Go through the records and extract every line with the word "publique".

===============

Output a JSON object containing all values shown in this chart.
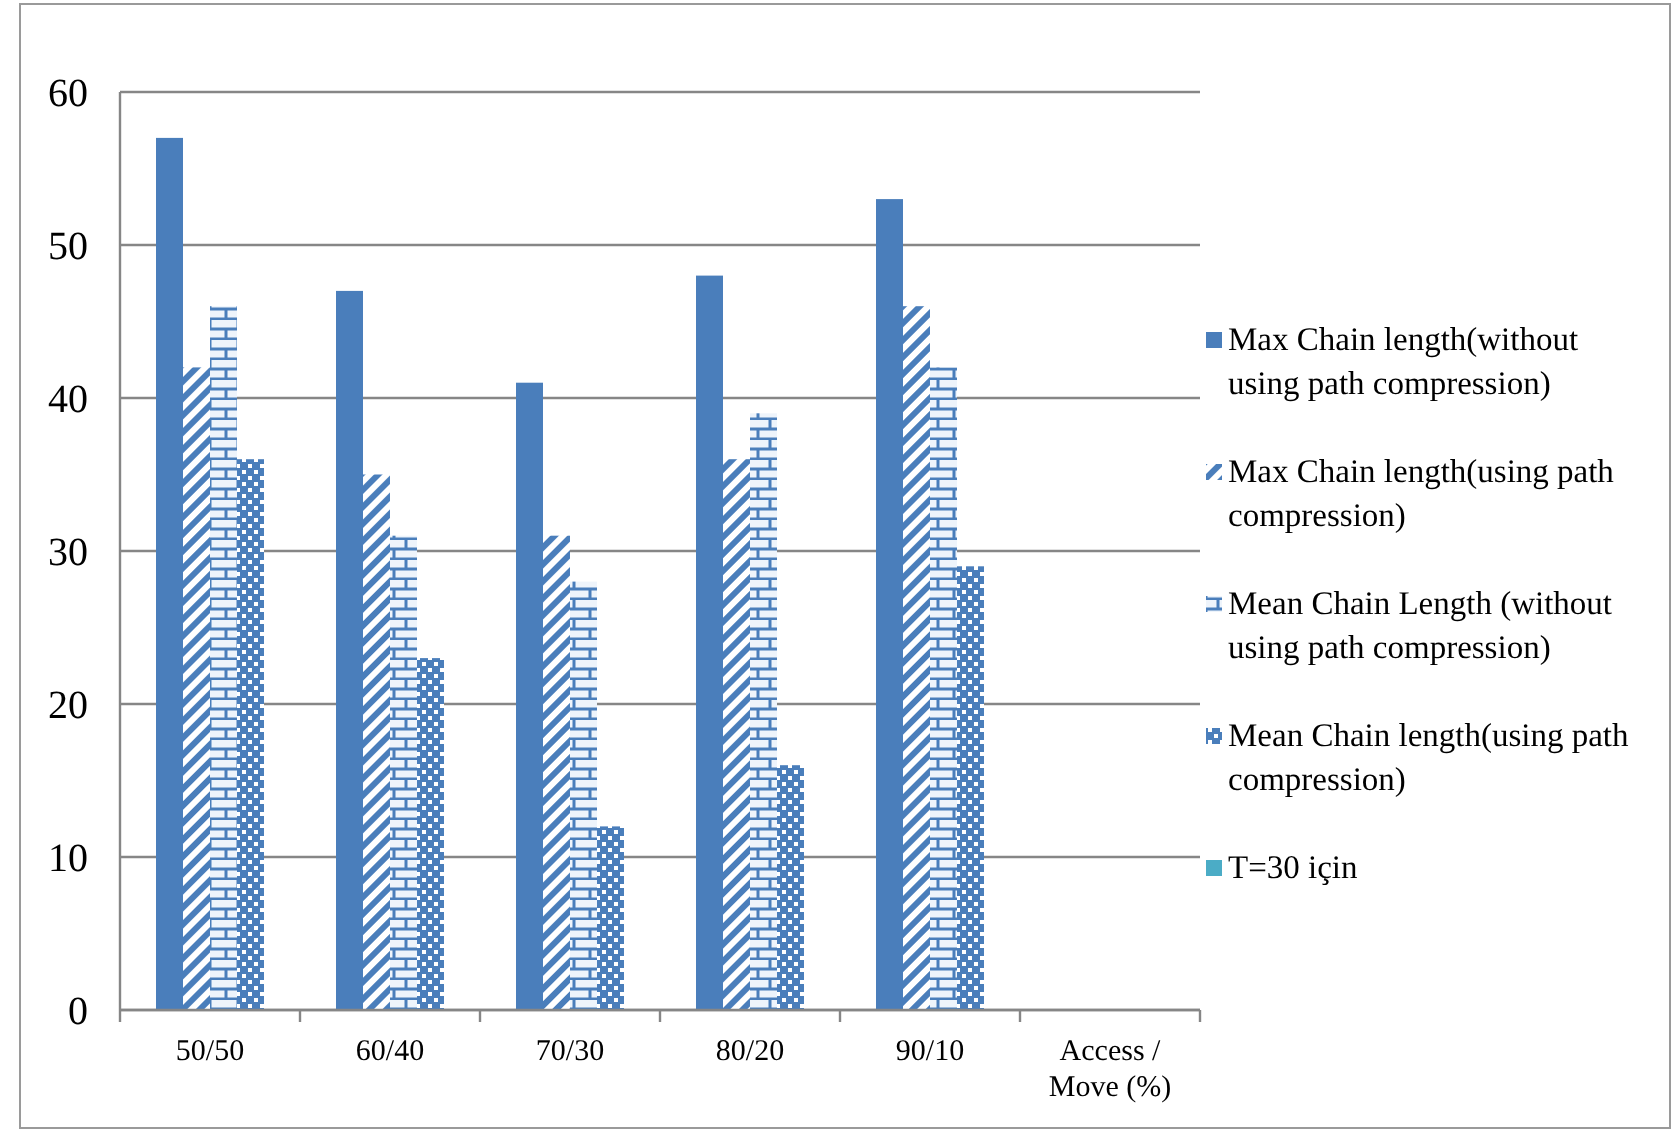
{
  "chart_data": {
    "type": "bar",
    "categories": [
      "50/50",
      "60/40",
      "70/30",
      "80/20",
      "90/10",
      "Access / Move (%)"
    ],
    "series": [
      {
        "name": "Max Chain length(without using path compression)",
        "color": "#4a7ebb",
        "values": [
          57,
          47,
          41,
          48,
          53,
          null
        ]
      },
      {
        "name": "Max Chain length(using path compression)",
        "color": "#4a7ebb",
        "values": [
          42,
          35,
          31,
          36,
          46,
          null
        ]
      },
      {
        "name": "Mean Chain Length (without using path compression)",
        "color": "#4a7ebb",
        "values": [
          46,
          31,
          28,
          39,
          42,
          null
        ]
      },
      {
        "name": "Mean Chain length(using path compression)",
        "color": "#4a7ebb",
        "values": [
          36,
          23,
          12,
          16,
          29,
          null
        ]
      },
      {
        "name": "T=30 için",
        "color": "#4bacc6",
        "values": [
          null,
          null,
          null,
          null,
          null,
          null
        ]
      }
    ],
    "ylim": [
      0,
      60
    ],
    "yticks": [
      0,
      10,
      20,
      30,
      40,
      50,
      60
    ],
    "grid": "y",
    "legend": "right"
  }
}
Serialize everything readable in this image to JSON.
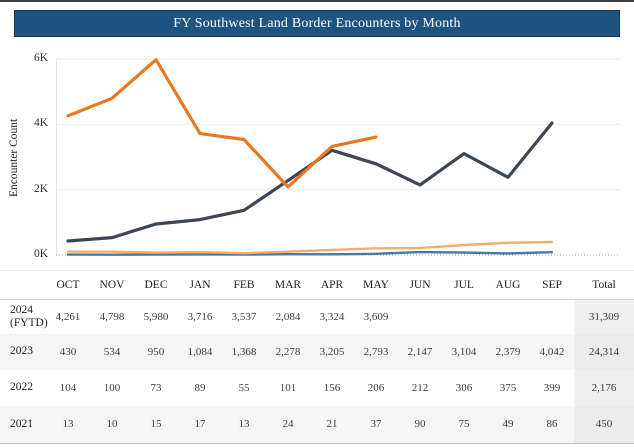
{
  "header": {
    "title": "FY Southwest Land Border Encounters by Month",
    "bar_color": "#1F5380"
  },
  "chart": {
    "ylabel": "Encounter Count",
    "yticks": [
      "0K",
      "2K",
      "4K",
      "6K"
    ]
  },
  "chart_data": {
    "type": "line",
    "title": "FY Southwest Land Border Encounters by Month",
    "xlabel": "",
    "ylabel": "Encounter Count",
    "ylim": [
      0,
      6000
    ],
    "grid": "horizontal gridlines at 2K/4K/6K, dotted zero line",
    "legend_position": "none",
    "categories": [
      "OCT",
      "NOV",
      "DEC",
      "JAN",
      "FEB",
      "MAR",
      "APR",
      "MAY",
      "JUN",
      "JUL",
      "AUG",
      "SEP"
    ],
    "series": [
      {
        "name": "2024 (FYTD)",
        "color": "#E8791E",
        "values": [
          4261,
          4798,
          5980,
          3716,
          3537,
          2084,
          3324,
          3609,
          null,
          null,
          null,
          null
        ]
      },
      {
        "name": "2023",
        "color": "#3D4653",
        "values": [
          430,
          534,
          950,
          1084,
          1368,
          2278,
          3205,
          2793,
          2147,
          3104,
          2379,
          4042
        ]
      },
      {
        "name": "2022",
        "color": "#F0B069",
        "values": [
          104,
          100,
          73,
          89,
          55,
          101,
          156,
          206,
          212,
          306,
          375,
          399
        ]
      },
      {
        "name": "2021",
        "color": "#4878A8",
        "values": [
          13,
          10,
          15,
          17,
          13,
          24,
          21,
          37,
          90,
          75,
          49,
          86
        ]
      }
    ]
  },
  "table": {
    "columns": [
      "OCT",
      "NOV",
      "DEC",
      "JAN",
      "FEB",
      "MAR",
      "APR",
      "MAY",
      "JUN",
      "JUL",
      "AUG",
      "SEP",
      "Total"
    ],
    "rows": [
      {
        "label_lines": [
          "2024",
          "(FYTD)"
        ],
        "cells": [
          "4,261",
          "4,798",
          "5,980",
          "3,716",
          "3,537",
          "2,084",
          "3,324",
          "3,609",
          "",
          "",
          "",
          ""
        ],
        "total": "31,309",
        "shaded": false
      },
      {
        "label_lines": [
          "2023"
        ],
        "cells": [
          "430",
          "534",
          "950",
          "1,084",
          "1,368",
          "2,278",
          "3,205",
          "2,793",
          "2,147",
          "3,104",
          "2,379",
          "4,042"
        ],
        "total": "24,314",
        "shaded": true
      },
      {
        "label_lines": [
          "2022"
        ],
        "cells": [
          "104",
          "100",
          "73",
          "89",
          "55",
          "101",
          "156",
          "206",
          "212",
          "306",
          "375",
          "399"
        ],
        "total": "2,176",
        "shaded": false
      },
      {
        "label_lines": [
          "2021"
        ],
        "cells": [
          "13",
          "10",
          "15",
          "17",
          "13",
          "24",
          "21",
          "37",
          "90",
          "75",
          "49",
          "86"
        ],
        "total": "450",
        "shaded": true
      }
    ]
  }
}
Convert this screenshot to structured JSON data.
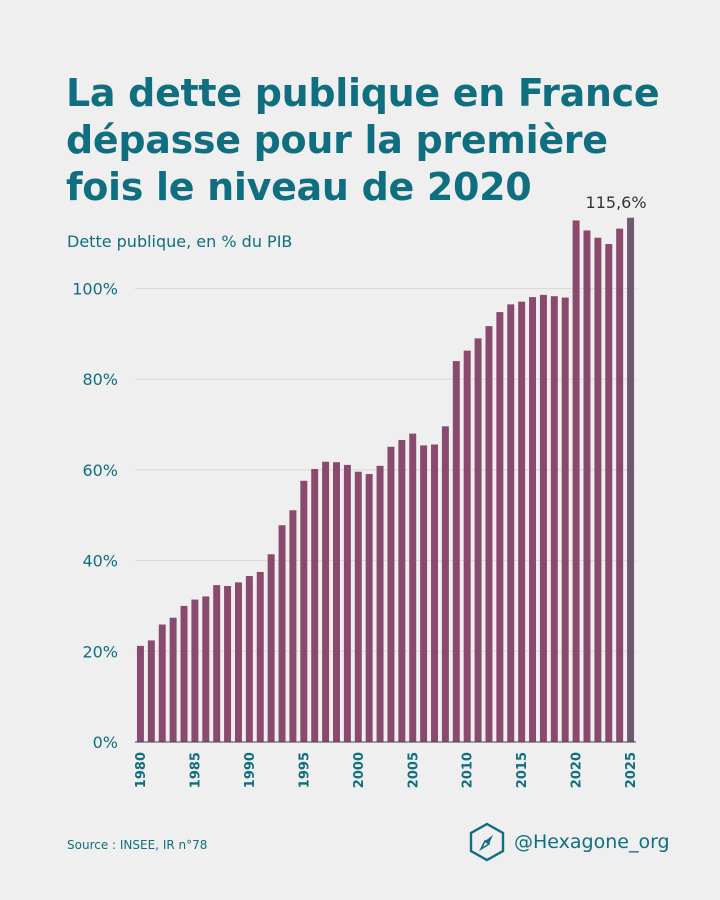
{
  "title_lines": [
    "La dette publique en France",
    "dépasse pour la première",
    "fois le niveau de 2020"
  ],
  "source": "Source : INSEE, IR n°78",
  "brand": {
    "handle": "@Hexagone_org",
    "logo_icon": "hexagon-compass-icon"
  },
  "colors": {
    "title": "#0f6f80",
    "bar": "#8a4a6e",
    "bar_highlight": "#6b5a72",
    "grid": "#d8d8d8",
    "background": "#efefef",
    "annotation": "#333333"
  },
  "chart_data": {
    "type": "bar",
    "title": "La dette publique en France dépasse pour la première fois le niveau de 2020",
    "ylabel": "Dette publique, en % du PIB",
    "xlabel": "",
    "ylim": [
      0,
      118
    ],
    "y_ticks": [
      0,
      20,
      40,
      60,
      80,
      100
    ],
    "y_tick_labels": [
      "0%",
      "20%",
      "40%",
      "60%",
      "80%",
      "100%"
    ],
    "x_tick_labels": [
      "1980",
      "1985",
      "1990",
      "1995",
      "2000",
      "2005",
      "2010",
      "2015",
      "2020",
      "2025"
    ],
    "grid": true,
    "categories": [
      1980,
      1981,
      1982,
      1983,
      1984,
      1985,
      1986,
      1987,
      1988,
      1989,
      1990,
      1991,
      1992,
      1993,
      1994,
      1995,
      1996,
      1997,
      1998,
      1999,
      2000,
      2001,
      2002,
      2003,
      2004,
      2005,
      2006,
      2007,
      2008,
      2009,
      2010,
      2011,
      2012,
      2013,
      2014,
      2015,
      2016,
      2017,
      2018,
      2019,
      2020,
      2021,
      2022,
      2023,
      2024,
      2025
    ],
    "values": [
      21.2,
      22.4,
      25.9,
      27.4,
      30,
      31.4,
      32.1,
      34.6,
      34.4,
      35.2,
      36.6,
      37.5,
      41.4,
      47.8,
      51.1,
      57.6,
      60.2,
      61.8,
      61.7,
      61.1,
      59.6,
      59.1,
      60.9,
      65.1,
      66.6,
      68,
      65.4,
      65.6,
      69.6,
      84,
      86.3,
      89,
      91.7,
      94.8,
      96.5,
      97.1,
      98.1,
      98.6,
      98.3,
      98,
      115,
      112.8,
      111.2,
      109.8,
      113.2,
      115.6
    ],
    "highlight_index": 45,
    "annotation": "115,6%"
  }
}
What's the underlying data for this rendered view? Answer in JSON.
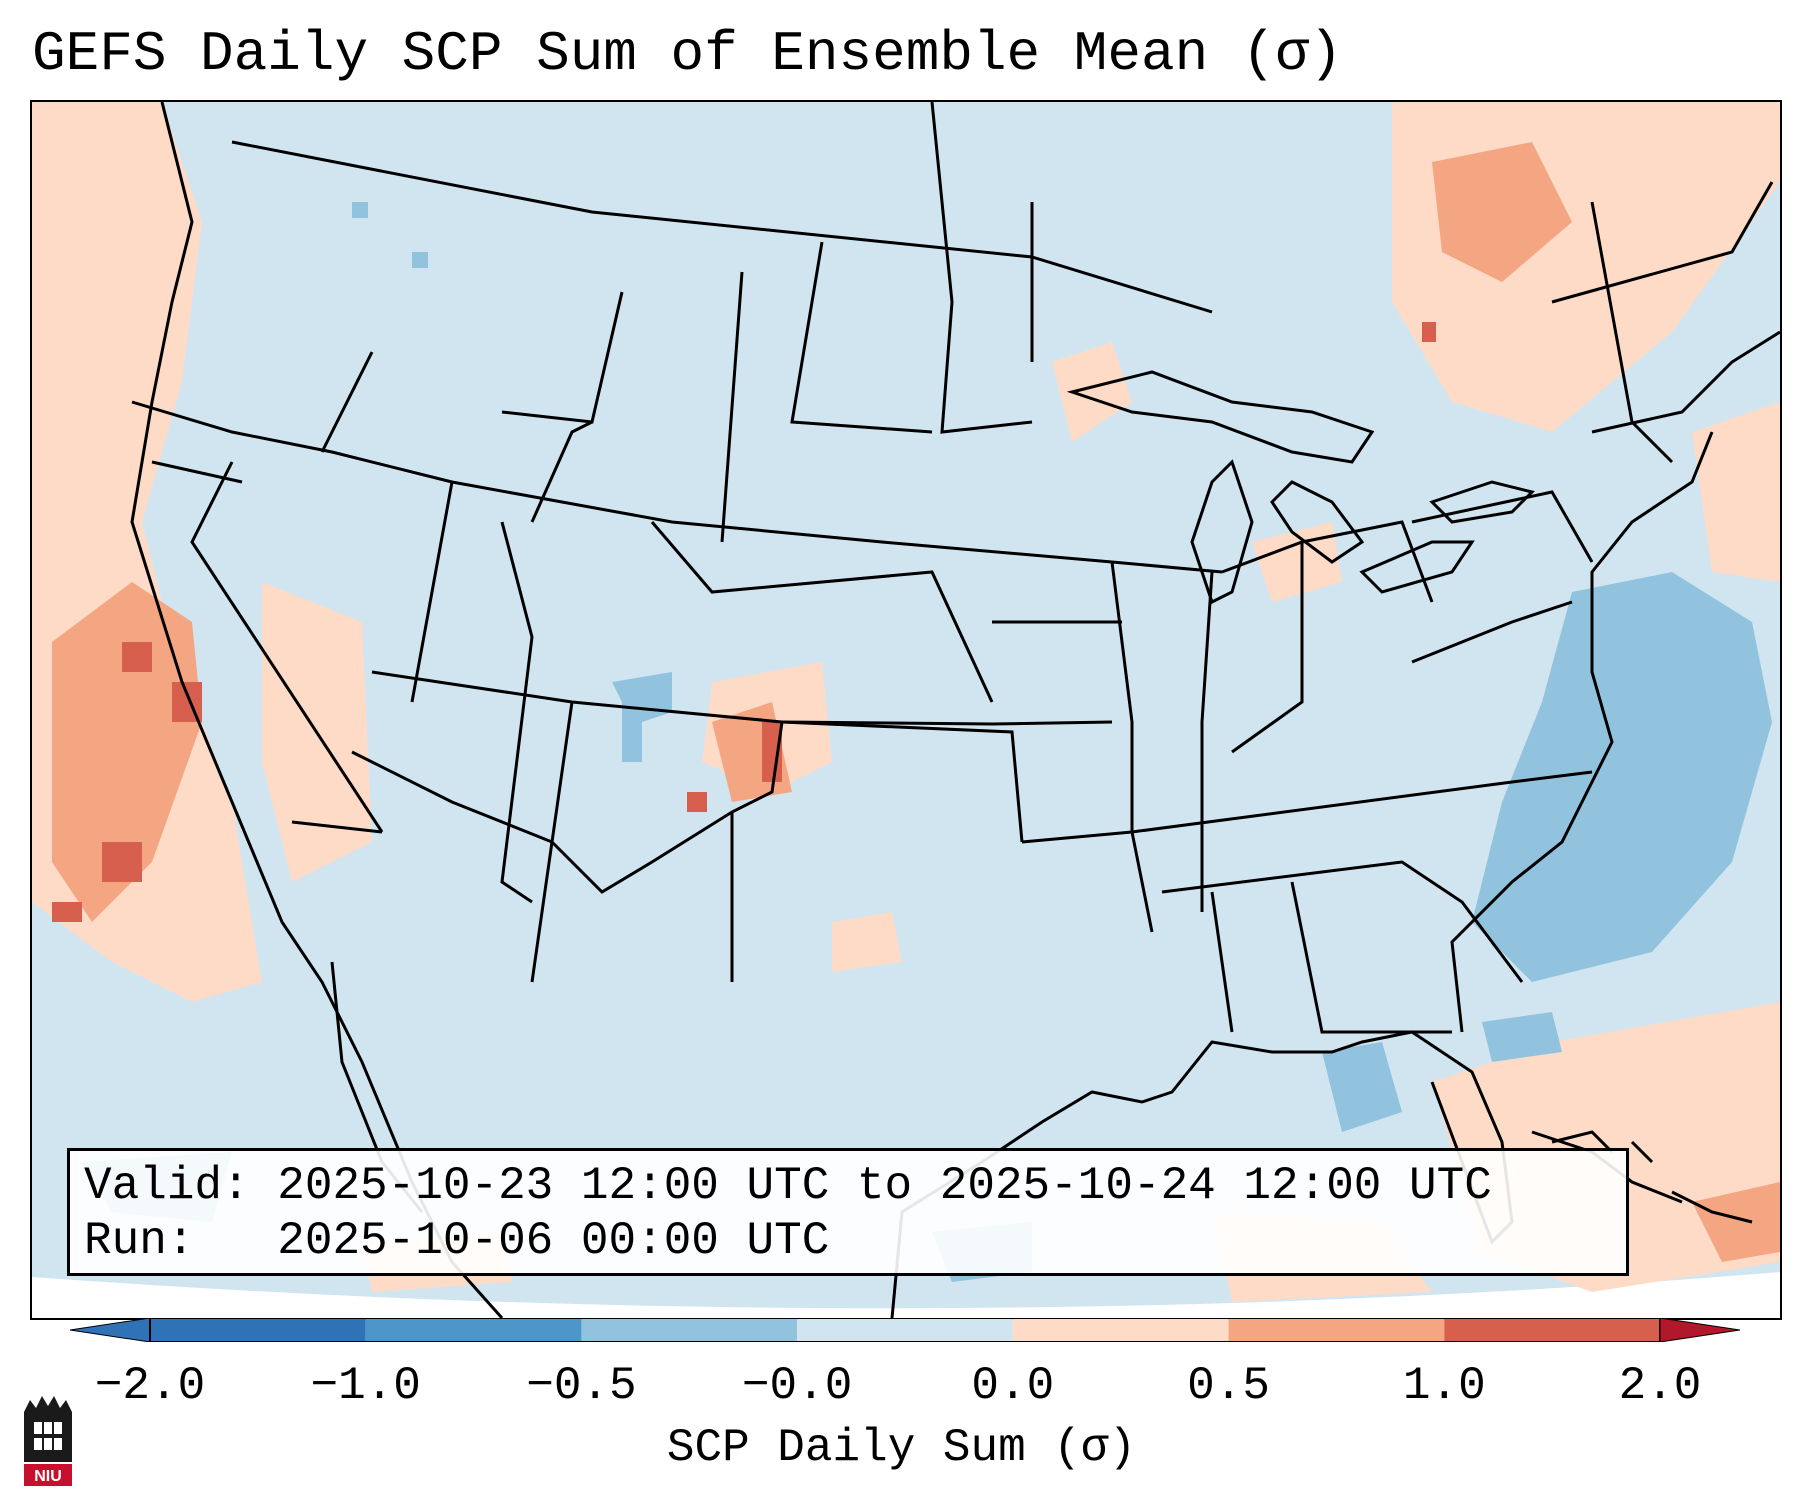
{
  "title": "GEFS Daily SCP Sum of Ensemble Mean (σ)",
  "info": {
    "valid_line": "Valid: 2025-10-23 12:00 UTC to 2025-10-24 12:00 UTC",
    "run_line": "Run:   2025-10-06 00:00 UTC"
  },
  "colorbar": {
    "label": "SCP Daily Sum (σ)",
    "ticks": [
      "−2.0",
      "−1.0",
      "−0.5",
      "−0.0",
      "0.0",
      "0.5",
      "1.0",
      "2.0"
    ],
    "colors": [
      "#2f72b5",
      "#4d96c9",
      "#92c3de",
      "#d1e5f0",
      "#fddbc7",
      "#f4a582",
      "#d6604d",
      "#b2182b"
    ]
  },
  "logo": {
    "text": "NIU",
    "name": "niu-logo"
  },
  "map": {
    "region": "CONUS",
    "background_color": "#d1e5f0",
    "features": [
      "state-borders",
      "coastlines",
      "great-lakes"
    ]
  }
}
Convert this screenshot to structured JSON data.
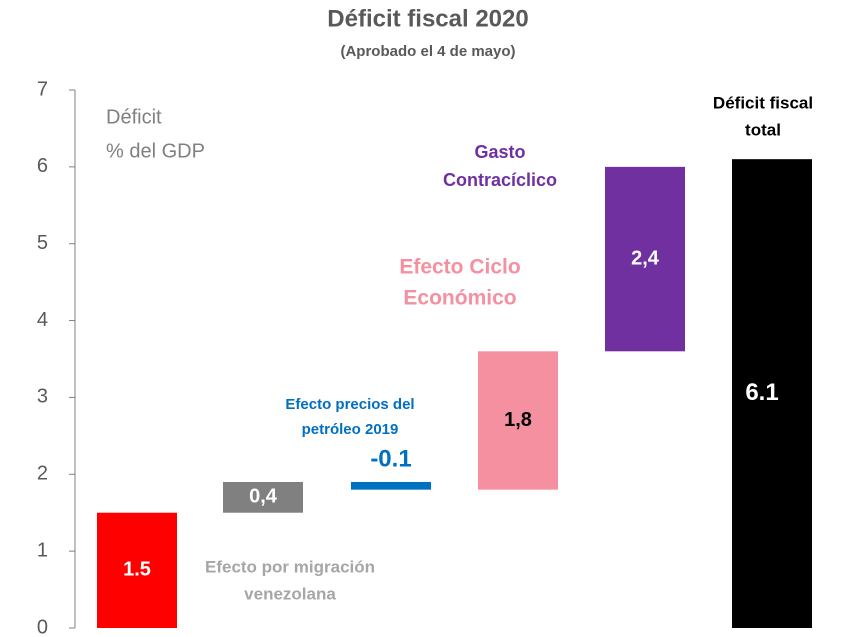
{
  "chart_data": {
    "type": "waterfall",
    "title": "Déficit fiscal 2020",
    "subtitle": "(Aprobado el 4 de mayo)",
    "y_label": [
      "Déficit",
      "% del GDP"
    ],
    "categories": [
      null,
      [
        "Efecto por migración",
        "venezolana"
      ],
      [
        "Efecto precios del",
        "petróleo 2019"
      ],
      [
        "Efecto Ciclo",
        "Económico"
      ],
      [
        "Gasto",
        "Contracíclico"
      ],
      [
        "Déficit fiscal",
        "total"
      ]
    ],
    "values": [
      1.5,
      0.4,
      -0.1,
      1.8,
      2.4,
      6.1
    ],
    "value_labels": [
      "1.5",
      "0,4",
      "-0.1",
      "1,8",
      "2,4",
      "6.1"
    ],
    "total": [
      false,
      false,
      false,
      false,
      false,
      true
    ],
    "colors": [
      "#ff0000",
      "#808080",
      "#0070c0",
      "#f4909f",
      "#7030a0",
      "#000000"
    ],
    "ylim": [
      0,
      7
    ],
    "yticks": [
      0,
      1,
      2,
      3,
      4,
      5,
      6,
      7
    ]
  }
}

===============

■ **RESPONSE TO THE EXERCISE**
    "La dette publique en France",
    "title": "La dette publique en France dépasse pour la première fois le niveau de 2020",
    "ylabel": "Dette publique, en % du PIB",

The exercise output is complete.